▶ [EXERCISE DESCRIPTION]:
What lines in the entries hold the string "JSON"? List them.

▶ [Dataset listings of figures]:
----

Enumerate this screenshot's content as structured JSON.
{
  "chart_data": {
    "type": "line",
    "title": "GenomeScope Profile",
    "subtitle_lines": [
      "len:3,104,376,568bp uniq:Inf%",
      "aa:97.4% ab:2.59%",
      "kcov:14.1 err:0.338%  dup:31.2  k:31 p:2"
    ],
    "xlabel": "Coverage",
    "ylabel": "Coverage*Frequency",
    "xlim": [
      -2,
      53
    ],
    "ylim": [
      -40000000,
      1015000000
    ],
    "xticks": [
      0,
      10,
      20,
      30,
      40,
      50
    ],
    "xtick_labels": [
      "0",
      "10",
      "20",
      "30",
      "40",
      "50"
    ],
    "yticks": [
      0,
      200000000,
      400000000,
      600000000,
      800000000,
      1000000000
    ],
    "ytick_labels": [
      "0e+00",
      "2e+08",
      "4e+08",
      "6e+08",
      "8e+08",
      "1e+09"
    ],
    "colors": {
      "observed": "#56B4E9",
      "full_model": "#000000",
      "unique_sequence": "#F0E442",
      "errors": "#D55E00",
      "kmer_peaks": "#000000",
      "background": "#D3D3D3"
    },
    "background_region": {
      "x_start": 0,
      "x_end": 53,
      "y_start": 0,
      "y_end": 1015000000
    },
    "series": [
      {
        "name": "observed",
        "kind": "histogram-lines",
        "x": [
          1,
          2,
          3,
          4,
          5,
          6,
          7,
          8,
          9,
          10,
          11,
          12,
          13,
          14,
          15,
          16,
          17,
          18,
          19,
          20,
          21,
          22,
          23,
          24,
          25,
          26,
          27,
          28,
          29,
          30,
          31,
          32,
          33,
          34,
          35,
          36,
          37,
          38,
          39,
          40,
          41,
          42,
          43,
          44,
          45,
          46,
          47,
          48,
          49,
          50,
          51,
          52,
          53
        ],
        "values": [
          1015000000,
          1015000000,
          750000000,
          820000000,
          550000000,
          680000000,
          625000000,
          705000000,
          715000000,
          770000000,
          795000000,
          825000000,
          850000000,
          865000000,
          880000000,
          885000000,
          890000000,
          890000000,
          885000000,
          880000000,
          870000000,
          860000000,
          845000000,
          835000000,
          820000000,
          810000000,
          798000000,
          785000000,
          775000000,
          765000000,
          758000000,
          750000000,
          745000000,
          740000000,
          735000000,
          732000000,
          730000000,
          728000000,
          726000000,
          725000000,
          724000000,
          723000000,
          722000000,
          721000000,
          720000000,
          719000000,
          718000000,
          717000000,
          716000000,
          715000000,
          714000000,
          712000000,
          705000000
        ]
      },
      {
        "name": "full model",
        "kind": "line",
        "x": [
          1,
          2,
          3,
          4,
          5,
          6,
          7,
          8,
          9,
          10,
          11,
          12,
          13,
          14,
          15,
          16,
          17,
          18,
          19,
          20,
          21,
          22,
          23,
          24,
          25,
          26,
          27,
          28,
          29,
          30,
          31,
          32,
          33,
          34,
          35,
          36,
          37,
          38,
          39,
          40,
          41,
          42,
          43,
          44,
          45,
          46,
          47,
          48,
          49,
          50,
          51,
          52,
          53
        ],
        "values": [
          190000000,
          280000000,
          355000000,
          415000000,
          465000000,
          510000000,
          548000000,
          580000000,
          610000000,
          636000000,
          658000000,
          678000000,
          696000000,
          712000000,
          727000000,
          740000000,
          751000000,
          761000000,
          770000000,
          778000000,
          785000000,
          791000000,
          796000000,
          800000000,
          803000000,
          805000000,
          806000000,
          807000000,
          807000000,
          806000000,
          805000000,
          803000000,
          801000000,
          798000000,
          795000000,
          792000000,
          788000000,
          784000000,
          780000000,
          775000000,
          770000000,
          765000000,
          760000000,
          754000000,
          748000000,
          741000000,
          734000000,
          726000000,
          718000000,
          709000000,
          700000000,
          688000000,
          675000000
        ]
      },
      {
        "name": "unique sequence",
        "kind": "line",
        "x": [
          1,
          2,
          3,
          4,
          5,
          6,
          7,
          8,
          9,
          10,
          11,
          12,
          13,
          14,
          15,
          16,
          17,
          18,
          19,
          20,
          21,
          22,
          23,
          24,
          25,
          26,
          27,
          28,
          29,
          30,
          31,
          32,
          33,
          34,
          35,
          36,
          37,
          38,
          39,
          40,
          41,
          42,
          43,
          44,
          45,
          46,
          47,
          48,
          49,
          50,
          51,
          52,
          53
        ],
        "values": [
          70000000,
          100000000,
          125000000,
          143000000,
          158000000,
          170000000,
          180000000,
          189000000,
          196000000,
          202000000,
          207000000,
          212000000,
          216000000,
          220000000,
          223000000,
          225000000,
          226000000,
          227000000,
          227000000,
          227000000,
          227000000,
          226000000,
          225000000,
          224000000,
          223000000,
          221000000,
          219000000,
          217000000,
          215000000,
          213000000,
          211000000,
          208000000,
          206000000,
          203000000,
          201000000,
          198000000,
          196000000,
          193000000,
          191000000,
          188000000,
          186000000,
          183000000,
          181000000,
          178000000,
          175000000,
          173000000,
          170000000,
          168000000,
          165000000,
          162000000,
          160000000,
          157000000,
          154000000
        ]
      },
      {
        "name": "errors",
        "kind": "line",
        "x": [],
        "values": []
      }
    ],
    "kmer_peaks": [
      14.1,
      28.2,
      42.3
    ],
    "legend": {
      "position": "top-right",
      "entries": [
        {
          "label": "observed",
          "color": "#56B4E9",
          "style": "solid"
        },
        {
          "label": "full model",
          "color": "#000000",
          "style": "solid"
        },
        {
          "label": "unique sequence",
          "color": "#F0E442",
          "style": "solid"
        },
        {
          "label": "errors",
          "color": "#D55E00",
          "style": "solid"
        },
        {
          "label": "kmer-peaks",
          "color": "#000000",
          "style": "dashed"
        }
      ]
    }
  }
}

----

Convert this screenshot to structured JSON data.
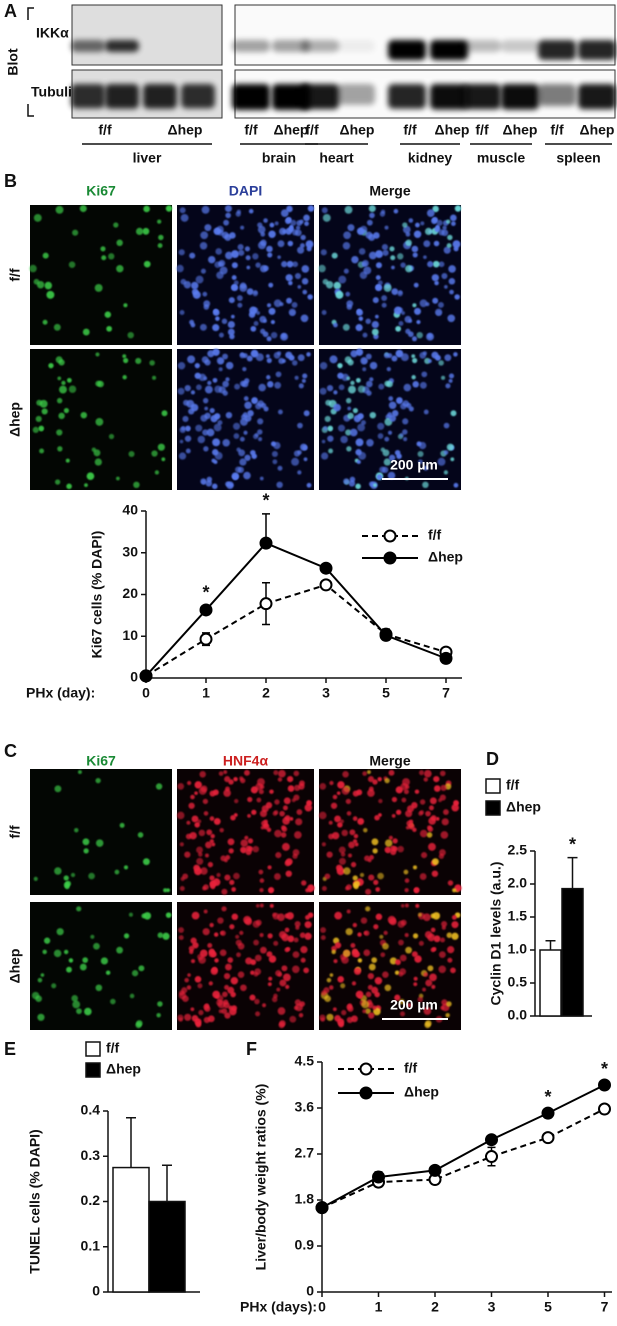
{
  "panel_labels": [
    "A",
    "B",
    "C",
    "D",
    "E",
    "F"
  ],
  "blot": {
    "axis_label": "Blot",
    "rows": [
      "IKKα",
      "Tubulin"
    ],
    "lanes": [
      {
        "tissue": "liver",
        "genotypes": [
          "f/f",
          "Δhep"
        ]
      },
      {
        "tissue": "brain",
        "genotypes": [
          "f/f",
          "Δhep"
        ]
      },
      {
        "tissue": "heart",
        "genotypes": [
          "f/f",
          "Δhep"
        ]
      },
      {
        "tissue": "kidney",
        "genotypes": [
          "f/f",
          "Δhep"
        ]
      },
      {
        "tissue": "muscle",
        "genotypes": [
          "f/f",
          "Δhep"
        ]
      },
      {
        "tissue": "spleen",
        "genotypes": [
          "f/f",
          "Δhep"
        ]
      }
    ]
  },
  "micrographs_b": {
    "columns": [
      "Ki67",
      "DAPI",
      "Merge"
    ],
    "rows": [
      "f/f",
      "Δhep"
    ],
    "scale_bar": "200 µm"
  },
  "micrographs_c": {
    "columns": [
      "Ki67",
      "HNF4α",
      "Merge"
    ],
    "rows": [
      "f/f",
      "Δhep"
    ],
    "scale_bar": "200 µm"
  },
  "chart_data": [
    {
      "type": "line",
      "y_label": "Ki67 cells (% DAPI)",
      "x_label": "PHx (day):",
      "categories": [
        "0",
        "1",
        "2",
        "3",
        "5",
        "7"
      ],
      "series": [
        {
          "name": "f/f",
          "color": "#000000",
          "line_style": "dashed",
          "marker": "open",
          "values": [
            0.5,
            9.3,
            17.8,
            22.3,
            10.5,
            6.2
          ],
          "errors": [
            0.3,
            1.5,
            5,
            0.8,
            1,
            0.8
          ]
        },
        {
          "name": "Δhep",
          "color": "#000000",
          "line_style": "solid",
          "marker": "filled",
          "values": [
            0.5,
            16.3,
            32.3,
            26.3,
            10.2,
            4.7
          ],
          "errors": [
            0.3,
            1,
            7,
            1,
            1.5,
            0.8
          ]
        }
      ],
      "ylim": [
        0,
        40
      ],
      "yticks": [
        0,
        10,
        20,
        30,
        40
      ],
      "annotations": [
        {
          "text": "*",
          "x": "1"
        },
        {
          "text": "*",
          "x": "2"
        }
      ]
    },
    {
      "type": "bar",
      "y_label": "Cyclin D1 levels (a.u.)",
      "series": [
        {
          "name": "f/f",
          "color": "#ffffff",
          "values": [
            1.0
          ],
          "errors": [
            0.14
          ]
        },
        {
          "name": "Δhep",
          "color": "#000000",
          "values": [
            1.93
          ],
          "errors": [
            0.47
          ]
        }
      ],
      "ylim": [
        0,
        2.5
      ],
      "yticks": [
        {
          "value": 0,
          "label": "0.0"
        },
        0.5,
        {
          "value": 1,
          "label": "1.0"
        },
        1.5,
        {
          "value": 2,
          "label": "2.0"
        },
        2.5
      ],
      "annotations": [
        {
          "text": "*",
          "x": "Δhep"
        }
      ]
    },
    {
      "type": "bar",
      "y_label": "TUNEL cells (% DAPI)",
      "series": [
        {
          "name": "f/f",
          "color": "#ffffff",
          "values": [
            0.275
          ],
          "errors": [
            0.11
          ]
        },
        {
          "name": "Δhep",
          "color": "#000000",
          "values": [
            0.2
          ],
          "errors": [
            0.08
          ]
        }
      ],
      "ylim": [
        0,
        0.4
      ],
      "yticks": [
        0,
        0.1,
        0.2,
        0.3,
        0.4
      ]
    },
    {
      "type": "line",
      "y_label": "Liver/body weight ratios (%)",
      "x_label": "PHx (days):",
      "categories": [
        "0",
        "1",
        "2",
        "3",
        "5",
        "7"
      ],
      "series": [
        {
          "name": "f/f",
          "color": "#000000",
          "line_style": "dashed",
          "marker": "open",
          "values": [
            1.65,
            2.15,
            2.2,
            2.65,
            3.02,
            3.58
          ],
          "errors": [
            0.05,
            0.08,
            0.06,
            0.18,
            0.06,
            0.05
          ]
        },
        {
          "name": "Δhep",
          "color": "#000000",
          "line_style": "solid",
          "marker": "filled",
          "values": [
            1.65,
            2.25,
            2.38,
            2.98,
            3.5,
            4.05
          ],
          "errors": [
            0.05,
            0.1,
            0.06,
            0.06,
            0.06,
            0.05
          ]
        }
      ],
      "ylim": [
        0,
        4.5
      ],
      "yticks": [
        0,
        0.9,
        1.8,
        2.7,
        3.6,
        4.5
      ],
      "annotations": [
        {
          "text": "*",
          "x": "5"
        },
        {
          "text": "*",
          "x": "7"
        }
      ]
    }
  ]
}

----

▶ [FINISHED TASK]:
Enumerate this screenshot's content as structured JSON.
Convert this screenshot to structured JSON data.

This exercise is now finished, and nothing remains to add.